▶ WHAT YOU NEED TO DO:
Change every "x-tick-label" to "horizontal-tick-label" in the part that opens with the line containing "data-point [114,403,121,410]" and closes with the line containing "data-point [186,191,193,198]", and give back only those lines with nothing else altered.

▶ RAW DATA:
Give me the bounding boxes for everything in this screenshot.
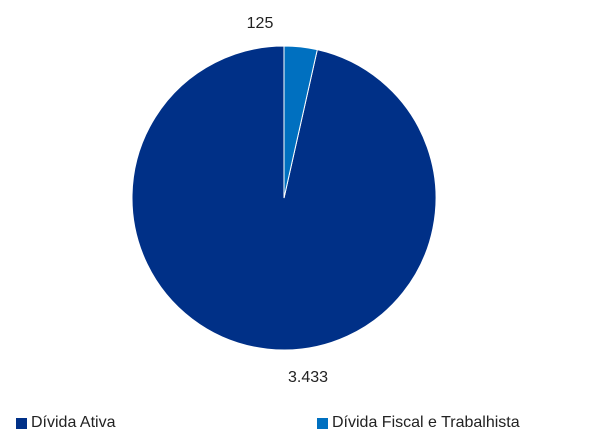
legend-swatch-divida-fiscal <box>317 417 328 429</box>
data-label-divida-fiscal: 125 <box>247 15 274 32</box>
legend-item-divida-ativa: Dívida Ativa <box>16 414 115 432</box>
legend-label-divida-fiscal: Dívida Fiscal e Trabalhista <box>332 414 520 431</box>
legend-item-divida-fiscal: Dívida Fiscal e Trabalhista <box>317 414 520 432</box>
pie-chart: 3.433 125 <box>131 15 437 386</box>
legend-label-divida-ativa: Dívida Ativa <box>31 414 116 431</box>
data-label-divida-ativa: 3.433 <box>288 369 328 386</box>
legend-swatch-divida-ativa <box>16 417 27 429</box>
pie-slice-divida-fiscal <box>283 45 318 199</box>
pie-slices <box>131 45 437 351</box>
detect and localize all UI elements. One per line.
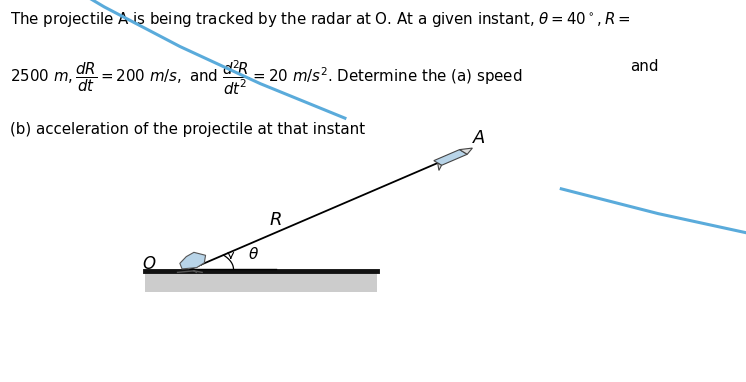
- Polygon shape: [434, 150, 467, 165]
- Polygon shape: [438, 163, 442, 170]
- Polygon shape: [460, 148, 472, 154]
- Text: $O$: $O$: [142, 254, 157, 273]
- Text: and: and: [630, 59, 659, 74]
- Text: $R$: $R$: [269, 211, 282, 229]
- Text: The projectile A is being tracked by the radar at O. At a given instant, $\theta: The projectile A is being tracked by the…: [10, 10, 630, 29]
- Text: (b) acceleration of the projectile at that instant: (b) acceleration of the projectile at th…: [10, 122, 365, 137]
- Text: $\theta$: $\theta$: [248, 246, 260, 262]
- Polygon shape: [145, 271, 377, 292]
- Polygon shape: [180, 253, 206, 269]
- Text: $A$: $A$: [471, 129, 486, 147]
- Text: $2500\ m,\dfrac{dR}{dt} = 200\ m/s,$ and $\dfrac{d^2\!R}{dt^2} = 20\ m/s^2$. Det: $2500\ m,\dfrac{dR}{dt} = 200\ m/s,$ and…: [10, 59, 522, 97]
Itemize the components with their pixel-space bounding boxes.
--
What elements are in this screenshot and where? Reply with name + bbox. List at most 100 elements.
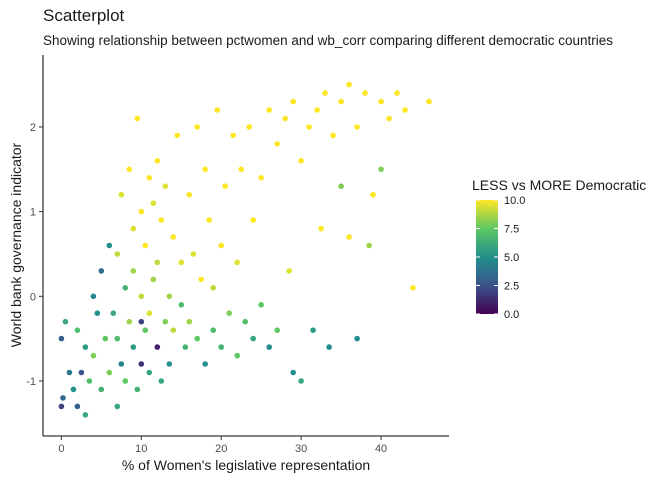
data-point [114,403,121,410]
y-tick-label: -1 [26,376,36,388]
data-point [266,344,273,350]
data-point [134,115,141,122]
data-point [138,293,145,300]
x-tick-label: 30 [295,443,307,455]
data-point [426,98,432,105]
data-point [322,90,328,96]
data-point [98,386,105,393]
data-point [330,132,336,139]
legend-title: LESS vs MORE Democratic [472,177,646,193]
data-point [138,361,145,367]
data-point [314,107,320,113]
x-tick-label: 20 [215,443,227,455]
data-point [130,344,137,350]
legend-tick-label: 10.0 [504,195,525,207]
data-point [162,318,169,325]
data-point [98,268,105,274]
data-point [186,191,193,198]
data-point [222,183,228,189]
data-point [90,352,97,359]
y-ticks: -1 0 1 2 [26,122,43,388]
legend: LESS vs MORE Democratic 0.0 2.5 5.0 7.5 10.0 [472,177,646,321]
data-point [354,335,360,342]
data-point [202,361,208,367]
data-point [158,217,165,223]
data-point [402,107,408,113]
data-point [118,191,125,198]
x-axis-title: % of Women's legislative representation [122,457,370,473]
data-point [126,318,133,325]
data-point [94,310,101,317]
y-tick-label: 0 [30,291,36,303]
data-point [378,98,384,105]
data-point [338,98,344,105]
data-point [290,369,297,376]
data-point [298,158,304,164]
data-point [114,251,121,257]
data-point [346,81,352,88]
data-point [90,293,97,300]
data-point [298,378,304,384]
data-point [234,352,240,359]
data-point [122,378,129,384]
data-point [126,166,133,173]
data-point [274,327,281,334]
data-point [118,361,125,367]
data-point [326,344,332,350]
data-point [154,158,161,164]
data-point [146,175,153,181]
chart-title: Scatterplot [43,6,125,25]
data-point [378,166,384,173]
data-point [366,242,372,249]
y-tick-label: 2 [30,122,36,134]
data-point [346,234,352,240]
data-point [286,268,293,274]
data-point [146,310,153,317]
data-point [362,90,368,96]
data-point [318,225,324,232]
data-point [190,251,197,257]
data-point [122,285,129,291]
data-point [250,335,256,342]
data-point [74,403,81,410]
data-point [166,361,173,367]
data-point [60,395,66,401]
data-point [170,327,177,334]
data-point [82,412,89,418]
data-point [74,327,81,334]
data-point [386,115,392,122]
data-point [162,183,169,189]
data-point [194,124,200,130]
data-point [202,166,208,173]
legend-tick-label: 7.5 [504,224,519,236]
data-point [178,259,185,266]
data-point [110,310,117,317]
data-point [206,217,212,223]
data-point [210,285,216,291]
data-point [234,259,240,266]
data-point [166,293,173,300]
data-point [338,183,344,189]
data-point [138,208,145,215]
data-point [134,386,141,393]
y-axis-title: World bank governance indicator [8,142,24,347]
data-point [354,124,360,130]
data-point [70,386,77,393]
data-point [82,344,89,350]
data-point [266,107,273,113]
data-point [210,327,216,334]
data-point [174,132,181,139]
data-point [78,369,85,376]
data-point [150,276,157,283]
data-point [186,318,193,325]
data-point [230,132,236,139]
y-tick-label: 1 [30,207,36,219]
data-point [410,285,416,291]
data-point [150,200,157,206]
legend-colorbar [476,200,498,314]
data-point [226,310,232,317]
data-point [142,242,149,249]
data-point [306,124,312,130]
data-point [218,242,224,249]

▶ TASK ANSWER:
data-point [114,403,121,410]
y-tick-label: -1 [26,376,36,388]
data-point [266,344,273,350]
data-point [134,115,141,122]
data-point [138,293,145,300]
horizontal-tick-label: 30 [295,443,307,455]
data-point [426,98,432,105]
data-point [322,90,328,96]
data-point [98,386,105,393]
data-point [330,132,336,139]
legend-title: LESS vs MORE Democratic [472,177,646,193]
data-point [138,361,145,367]
data-point [314,107,320,113]
horizontal-tick-label: 20 [215,443,227,455]
data-point [130,344,137,350]
legend-tick-label: 10.0 [504,195,525,207]
data-point [162,318,169,325]
data-point [98,268,105,274]
data-point [186,191,193,198]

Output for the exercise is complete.